__What needs to be done__
Produce an exact copy of all the records.

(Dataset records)
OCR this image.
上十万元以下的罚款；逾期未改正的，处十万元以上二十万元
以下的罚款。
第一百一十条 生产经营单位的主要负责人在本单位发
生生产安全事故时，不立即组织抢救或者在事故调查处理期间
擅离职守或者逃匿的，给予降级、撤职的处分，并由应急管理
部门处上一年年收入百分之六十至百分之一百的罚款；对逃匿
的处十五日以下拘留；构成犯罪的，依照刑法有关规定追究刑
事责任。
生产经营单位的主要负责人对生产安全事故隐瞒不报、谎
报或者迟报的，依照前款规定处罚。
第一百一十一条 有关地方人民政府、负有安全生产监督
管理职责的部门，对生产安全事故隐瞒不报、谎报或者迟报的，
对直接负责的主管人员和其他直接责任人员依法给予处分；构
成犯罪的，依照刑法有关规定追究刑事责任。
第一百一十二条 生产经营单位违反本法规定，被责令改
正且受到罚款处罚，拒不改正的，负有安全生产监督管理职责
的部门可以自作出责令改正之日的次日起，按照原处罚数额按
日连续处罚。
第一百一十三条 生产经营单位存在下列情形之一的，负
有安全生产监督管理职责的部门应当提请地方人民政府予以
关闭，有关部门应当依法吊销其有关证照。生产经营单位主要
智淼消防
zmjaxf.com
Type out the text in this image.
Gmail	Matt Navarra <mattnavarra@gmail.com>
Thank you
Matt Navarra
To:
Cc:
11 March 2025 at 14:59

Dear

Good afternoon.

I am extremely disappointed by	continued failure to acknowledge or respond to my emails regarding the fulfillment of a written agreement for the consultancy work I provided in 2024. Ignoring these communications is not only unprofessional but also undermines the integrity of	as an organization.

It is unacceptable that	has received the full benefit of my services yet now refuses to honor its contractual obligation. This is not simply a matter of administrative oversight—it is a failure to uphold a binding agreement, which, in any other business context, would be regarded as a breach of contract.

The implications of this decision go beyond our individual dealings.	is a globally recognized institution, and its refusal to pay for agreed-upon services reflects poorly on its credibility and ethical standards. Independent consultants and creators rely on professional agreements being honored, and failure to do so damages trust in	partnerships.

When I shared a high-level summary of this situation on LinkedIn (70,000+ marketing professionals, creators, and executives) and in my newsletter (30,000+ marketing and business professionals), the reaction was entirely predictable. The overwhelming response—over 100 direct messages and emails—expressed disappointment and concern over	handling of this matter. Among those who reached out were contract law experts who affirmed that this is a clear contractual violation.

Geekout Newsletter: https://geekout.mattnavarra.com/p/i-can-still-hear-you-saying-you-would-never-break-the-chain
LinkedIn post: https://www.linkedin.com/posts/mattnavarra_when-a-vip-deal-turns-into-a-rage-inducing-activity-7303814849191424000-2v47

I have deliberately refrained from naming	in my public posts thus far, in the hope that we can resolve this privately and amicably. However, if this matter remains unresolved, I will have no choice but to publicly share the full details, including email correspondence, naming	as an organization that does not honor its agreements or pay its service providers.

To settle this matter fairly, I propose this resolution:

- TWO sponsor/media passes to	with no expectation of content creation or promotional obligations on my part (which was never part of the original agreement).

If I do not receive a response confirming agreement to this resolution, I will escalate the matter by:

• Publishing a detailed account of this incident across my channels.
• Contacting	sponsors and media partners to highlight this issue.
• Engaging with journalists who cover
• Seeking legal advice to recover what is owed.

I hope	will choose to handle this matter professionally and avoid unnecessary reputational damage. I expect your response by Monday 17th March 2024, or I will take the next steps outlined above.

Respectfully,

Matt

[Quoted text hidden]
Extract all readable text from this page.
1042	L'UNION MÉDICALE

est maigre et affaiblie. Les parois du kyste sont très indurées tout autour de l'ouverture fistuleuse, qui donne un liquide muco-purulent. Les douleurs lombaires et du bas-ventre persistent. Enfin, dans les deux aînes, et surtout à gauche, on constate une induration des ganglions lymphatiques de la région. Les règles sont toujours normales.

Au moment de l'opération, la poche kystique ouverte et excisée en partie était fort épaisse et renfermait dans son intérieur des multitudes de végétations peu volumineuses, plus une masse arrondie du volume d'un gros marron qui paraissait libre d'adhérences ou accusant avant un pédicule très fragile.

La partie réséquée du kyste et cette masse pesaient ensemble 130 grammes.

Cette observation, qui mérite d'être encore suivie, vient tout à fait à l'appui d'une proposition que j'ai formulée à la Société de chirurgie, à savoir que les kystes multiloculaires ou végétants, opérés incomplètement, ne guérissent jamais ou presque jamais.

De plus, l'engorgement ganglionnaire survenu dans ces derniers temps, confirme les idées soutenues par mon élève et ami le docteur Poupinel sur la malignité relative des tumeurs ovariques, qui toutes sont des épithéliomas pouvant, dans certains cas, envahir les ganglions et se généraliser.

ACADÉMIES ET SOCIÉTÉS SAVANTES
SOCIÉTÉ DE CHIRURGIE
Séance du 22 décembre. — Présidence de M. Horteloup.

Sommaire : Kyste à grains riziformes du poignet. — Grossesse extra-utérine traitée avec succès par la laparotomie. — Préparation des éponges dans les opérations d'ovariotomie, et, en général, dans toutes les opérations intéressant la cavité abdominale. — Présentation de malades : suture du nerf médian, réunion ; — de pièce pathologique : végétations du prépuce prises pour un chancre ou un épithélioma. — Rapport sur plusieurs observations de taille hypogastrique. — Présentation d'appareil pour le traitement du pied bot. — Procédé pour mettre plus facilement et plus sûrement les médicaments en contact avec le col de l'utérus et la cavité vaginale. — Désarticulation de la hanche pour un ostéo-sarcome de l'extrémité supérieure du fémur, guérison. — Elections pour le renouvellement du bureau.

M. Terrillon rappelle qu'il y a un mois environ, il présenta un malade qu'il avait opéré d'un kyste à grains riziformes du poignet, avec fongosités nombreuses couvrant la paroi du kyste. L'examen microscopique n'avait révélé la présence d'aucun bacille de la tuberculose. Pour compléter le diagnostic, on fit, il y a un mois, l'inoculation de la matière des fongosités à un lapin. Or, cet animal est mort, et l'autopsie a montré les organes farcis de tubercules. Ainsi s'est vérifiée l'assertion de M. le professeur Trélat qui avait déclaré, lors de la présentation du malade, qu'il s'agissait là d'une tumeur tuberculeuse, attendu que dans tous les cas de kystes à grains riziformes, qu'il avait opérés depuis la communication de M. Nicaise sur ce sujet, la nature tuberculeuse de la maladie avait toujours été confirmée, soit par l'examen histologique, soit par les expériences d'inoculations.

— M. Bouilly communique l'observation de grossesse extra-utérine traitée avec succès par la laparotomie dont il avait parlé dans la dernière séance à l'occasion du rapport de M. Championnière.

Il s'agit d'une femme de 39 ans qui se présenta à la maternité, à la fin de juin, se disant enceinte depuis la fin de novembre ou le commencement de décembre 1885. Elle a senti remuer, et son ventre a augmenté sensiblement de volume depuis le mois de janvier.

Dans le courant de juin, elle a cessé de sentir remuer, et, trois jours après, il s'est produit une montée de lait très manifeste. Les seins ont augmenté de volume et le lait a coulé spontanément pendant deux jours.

__Result of this task__
OCR this image.
上十万元以下的罚款；逾期未改正的，处十万元以上二十万元
以下的罚款。
第一百一十条 生产经营单位的主要负责人在本单位发
生生产安全事故时，不立即组织抢救或者在事故调查处理期间
擅离职守或者逃匿的，给予降级、撤职的处分，并由应急管理
部门处上一年年收入百分之六十至百分之一百的罚款；对逃匿
的处十五日以下拘留；构成犯罪的，依照刑法有关规定追究刑
事责任。
生产经营单位的主要负责人对生产安全事故隐瞒不报、谎
报或者迟报的，依照前款规定处罚。
第一百一十一条 有关地方人民政府、负有安全生产监督
管理职责的部门，对生产安全事故隐瞒不报、谎报或者迟报的，
对直接负责的主管人员和其他直接责任人员依法给予处分；构
成犯罪的，依照刑法有关规定追究刑事责任。
第一百一十二条 生产经营单位违反本法规定，被责令改
正且受到罚款处罚，拒不改正的，负有安全生产监督管理职责
的部门可以自作出责令改正之日的次日起，按照原处罚数额按
日连续处罚。
第一百一十三条 生产经营单位存在下列情形之一的，负
有安全生产监督管理职责的部门应当提请地方人民政府予以
关闭，有关部门应当依法吊销其有关证照。生产经营单位主要
智淼消防
zmjaxf.com
Type out the text in this image.
Gmail	Matt Navarra <mattnavarra@gmail.com>
Thank you
Matt Navarra
To:
Cc:
11 March 2025 at 14:59

Dear

Good afternoon.

I am extremely disappointed by	continued failure to acknowledge or respond to my emails regarding the fulfillment of a written agreement for the consultancy work I provided in 2024. Ignoring these communications is not only unprofessional but also undermines the integrity of	as an organization.

It is unacceptable that	has received the full benefit of my services yet now refuses to honor its contractual obligation. This is not simply a matter of administrative oversight—it is a failure to uphold a binding agreement, which, in any other business context, would be regarded as a breach of contract.

The implications of this decision go beyond our individual dealings.	is a globally recognized institution, and its refusal to pay for agreed-upon services reflects poorly on its credibility and ethical standards. Independent consultants and creators rely on professional agreements being honored, and failure to do so damages trust in	partnerships.

When I shared a high-level summary of this situation on LinkedIn (70,000+ marketing professionals, creators, and executives) and in my newsletter (30,000+ marketing and business professionals), the reaction was entirely predictable. The overwhelming response—over 100 direct messages and emails—expressed disappointment and concern over	handling of this matter. Among those who reached out were contract law experts who affirmed that this is a clear contractual violation.

Geekout Newsletter: https://geekout.mattnavarra.com/p/i-can-still-hear-you-saying-you-would-never-break-the-chain
LinkedIn post: https://www.linkedin.com/posts/mattnavarra_when-a-vip-deal-turns-into-a-rage-inducing-activity-7303814849191424000-2v47

I have deliberately refrained from naming	in my public posts thus far, in the hope that we can resolve this privately and amicably. However, if this matter remains unresolved, I will have no choice but to publicly share the full details, including email correspondence, naming	as an organization that does not honor its agreements or pay its service providers.

To settle this matter fairly, I propose this resolution:

- TWO sponsor/media passes to	with no expectation of content creation or promotional obligations on my part (which was never part of the original agreement).

If I do not receive a response confirming agreement to this resolution, I will escalate the matter by:

• Publishing a detailed account of this incident across my channels.
• Contacting	sponsors and media partners to highlight this issue.
• Engaging with journalists who cover
• Seeking legal advice to recover what is owed.

I hope	will choose to handle this matter professionally and avoid unnecessary reputational damage. I expect your response by Monday 17th March 2024, or I will take the next steps outlined above.

Respectfully,

Matt

[Quoted text hidden]
Extract all readable text from this page.
1042	L'UNION MÉDICALE

est maigre et affaiblie. Les parois du kyste sont très indurées tout autour de l'ouverture fistuleuse, qui donne un liquide muco-purulent. Les douleurs lombaires et du bas-ventre persistent. Enfin, dans les deux aînes, et surtout à gauche, on constate une induration des ganglions lymphatiques de la région. Les règles sont toujours normales.

Au moment de l'opération, la poche kystique ouverte et excisée en partie était fort épaisse et renfermait dans son intérieur des multitudes de végétations peu volumineuses, plus une masse arrondie du volume d'un gros marron qui paraissait libre d'adhérences ou accusant avant un pédicule très fragile.

La partie réséquée du kyste et cette masse pesaient ensemble 130 grammes.

Cette observation, qui mérite d'être encore suivie, vient tout à fait à l'appui d'une proposition que j'ai formulée à la Société de chirurgie, à savoir que les kystes multiloculaires ou végétants, opérés incomplètement, ne guérissent jamais ou presque jamais.

De plus, l'engorgement ganglionnaire survenu dans ces derniers temps, confirme les idées soutenues par mon élève et ami le docteur Poupinel sur la malignité relative des tumeurs ovariques, qui toutes sont des épithéliomas pouvant, dans certains cas, envahir les ganglions et se généraliser.

ACADÉMIES ET SOCIÉTÉS SAVANTES
SOCIÉTÉ DE CHIRURGIE
Séance du 22 décembre. — Présidence de M. Horteloup.

Sommaire : Kyste à grains riziformes du poignet. — Grossesse extra-utérine traitée avec succès par la laparotomie. — Préparation des éponges dans les opérations d'ovariotomie, et, en général, dans toutes les opérations intéressant la cavité abdominale. — Présentation de malades : suture du nerf médian, réunion ; — de pièce pathologique : végétations du prépuce prises pour un chancre ou un épithélioma. — Rapport sur plusieurs observations de taille hypogastrique. — Présentation d'appareil pour le traitement du pied bot. — Procédé pour mettre plus facilement et plus sûrement les médicaments en contact avec le col de l'utérus et la cavité vaginale. — Désarticulation de la hanche pour un ostéo-sarcome de l'extrémité supérieure du fémur, guérison. — Elections pour le renouvellement du bureau.

M. Terrillon rappelle qu'il y a un mois environ, il présenta un malade qu'il avait opéré d'un kyste à grains riziformes du poignet, avec fongosités nombreuses couvrant la paroi du kyste. L'examen microscopique n'avait révélé la présence d'aucun bacille de la tuberculose. Pour compléter le diagnostic, on fit, il y a un mois, l'inoculation de la matière des fongosités à un lapin. Or, cet animal est mort, et l'autopsie a montré les organes farcis de tubercules. Ainsi s'est vérifiée l'assertion de M. le professeur Trélat qui avait déclaré, lors de la présentation du malade, qu'il s'agissait là d'une tumeur tuberculeuse, attendu que dans tous les cas de kystes à grains riziformes, qu'il avait opérés depuis la communication de M. Nicaise sur ce sujet, la nature tuberculeuse de la maladie avait toujours été confirmée, soit par l'examen histologique, soit par les expériences d'inoculations.

— M. Bouilly communique l'observation de grossesse extra-utérine traitée avec succès par la laparotomie dont il avait parlé dans la dernière séance à l'occasion du rapport de M. Championnière.

Il s'agit d'une femme de 39 ans qui se présenta à la maternité, à la fin de juin, se disant enceinte depuis la fin de novembre ou le commencement de décembre 1885. Elle a senti remuer, et son ventre a augmenté sensiblement de volume depuis le mois de janvier.

Dans le courant de juin, elle a cessé de sentir remuer, et, trois jours après, il s'est produit une montée de lait très manifeste. Les seins ont augmenté de volume et le lait a coulé spontanément pendant deux jours.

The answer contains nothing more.